**Job:** Set down all of the data exactly as it appears.

**Input records:**
= = =

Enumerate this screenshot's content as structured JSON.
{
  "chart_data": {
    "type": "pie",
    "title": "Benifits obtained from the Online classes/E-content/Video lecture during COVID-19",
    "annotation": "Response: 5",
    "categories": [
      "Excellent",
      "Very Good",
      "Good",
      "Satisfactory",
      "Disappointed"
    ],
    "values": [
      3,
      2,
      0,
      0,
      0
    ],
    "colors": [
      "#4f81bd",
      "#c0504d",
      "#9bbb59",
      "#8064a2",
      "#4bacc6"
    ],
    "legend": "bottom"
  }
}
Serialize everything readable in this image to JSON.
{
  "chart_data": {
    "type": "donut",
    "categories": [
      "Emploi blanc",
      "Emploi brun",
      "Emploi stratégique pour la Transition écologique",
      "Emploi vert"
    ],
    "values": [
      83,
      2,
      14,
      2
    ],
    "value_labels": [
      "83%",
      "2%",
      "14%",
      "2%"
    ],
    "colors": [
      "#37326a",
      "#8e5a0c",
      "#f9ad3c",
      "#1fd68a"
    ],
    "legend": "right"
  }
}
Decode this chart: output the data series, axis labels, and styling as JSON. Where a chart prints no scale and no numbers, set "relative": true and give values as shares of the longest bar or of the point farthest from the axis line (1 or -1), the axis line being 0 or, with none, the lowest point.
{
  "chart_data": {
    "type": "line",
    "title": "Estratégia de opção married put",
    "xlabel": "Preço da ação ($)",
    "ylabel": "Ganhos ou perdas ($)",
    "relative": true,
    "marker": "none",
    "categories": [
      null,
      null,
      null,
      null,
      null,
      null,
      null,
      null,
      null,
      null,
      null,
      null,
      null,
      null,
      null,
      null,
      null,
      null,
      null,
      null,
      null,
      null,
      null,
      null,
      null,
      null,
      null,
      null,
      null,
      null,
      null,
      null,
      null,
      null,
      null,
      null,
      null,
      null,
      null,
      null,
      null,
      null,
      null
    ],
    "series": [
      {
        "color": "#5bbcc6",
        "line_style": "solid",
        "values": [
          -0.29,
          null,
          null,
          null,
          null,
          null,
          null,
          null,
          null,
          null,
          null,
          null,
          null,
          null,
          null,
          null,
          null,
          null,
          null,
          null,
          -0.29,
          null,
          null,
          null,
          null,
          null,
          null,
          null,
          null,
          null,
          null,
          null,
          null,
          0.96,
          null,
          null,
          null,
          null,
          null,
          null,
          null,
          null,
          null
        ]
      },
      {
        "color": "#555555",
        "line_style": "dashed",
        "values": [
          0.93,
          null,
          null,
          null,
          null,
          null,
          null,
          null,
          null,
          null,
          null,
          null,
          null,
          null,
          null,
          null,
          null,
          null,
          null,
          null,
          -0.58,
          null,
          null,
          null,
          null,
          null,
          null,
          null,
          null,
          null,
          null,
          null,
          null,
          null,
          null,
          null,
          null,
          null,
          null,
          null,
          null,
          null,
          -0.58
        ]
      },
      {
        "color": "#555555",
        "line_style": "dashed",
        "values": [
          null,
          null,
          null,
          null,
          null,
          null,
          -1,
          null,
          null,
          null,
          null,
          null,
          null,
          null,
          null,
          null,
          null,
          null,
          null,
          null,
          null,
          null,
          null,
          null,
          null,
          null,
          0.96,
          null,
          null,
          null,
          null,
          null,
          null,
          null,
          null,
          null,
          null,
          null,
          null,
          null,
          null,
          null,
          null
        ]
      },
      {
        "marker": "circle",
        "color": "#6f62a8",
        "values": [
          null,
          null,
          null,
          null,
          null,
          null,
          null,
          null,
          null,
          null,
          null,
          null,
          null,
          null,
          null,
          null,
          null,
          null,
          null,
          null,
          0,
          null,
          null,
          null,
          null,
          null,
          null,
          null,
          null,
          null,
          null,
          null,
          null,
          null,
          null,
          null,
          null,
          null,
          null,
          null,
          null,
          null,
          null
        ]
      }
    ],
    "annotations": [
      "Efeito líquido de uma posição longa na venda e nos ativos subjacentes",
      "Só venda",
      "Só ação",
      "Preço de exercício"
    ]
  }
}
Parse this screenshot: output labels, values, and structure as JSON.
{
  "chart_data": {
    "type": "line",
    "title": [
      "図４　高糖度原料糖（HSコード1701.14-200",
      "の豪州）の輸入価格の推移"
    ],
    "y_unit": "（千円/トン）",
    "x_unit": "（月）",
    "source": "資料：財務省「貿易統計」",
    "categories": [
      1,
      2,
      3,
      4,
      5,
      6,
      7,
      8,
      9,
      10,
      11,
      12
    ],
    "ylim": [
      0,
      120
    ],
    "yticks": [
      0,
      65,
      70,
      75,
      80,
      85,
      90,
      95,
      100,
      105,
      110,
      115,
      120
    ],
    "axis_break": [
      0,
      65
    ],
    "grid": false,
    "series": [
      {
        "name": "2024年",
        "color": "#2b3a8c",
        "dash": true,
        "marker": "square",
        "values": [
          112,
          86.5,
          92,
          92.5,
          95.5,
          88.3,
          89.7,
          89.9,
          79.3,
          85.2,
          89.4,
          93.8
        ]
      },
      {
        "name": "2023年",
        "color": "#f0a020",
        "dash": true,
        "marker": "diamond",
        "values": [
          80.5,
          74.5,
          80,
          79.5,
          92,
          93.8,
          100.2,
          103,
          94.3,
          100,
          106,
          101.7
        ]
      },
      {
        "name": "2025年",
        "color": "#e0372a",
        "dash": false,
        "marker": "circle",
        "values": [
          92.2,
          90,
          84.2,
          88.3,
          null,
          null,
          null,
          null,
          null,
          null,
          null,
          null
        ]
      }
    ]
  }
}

= = =

**Result of the exercise:**
Enumerate this screenshot's content as structured JSON.
{
  "chart_data": {
    "type": "pie",
    "title": "Benifits obtained from the Online classes/E-content/Video lecture during COVID-19",
    "annotation": "Response: 5",
    "categories": [
      "Excellent",
      "Very Good",
      "Good",
      "Satisfactory",
      "Disappointed"
    ],
    "values": [
      3,
      2,
      0,
      0,
      0
    ],
    "colors": [
      "#4f81bd",
      "#c0504d",
      "#9bbb59",
      "#8064a2",
      "#4bacc6"
    ],
    "legend": "bottom"
  }
}
Serialize everything readable in this image to JSON.
{
  "chart_data": {
    "type": "donut",
    "categories": [
      "Emploi blanc",
      "Emploi brun",
      "Emploi stratégique pour la Transition écologique",
      "Emploi vert"
    ],
    "values": [
      83,
      2,
      14,
      2
    ],
    "value_labels": [
      "83%",
      "2%",
      "14%",
      "2%"
    ],
    "colors": [
      "#37326a",
      "#8e5a0c",
      "#f9ad3c",
      "#1fd68a"
    ],
    "legend": "right"
  }
}
Decode this chart: output the data series, axis labels, and styling as JSON. Where a chart prints no scale and no numbers, set "relative": true and give values as shares of the longest bar or of the point farthest from the axis line (1 or -1), the axis line being 0 or, with none, the lowest point.
{
  "chart_data": {
    "type": "line",
    "title": "Estratégia de opção married put",
    "xlabel": "Preço da ação ($)",
    "ylabel": "Ganhos ou perdas ($)",
    "relative": true,
    "marker": "none",
    "categories": [
      null,
      null,
      null,
      null,
      null,
      null,
      null,
      null,
      null,
      null,
      null,
      null,
      null,
      null,
      null,
      null,
      null,
      null,
      null,
      null,
      null,
      null,
      null,
      null,
      null,
      null,
      null,
      null,
      null,
      null,
      null,
      null,
      null,
      null,
      null,
      null,
      null,
      null,
      null,
      null,
      null,
      null,
      null
    ],
    "series": [
      {
        "color": "#5bbcc6",
        "line_style": "solid",
        "values": [
          -0.29,
          null,
          null,
          null,
          null,
          null,
          null,
          null,
          null,
          null,
          null,
          null,
          null,
          null,
          null,
          null,
          null,
          null,
          null,
          null,
          -0.29,
          null,
          null,
          null,
          null,
          null,
          null,
          null,
          null,
          null,
          null,
          null,
          null,
          0.96,
          null,
          null,
          null,
          null,
          null,
          null,
          null,
          null,
          null
        ]
      },
      {
        "color": "#555555",
        "line_style": "dashed",
        "values": [
          0.93,
          null,
          null,
          null,
          null,
          null,
          null,
          null,
          null,
          null,
          null,
          null,
          null,
          null,
          null,
          null,
          null,
          null,
          null,
          null,
          -0.58,
          null,
          null,
          null,
          null,
          null,
          null,
          null,
          null,
          null,
          null,
          null,
          null,
          null,
          null,
          null,
          null,
          null,
          null,
          null,
          null,
          null,
          -0.58
        ]
      },
      {
        "color": "#555555",
        "line_style": "dashed",
        "values": [
          null,
          null,
          null,
          null,
          null,
          null,
          -1,
          null,
          null,
          null,
          null,
          null,
          null,
          null,
          null,
          null,
          null,
          null,
          null,
          null,
          null,
          null,
          null,
          null,
          null,
          null,
          0.96,
          null,
          null,
          null,
          null,
          null,
          null,
          null,
          null,
          null,
          null,
          null,
          null,
          null,
          null,
          null,
          null
        ]
      },
      {
        "marker": "circle",
        "color": "#6f62a8",
        "values": [
          null,
          null,
          null,
          null,
          null,
          null,
          null,
          null,
          null,
          null,
          null,
          null,
          null,
          null,
          null,
          null,
          null,
          null,
          null,
          null,
          0,
          null,
          null,
          null,
          null,
          null,
          null,
          null,
          null,
          null,
          null,
          null,
          null,
          null,
          null,
          null,
          null,
          null,
          null,
          null,
          null,
          null,
          null
        ]
      }
    ],
    "annotations": [
      "Efeito líquido de uma posição longa na venda e nos ativos subjacentes",
      "Só venda",
      "Só ação",
      "Preço de exercício"
    ]
  }
}
Parse this screenshot: output labels, values, and structure as JSON.
{
  "chart_data": {
    "type": "line",
    "title": [
      "図４　高糖度原料糖（HSコード1701.14-200",
      "の豪州）の輸入価格の推移"
    ],
    "y_unit": "（千円/トン）",
    "x_unit": "（月）",
    "source": "資料：財務省「貿易統計」",
    "categories": [
      1,
      2,
      3,
      4,
      5,
      6,
      7,
      8,
      9,
      10,
      11,
      12
    ],
    "ylim": [
      0,
      120
    ],
    "yticks": [
      0,
      65,
      70,
      75,
      80,
      85,
      90,
      95,
      100,
      105,
      110,
      115,
      120
    ],
    "axis_break": [
      0,
      65
    ],
    "grid": false,
    "series": [
      {
        "name": "2024年",
        "color": "#2b3a8c",
        "dash": true,
        "marker": "square",
        "values": [
          112,
          86.5,
          92,
          92.5,
          95.5,
          88.3,
          89.7,
          89.9,
          79.3,
          85.2,
          89.4,
          93.8
        ]
      },
      {
        "name": "2023年",
        "color": "#f0a020",
        "dash": true,
        "marker": "diamond",
        "values": [
          80.5,
          74.5,
          80,
          79.5,
          92,
          93.8,
          100.2,
          103,
          94.3,
          100,
          106,
          101.7
        ]
      },
      {
        "name": "2025年",
        "color": "#e0372a",
        "dash": false,
        "marker": "circle",
        "values": [
          92.2,
          90,
          84.2,
          88.3,
          null,
          null,
          null,
          null,
          null,
          null,
          null,
          null
        ]
      }
    ]
  }
}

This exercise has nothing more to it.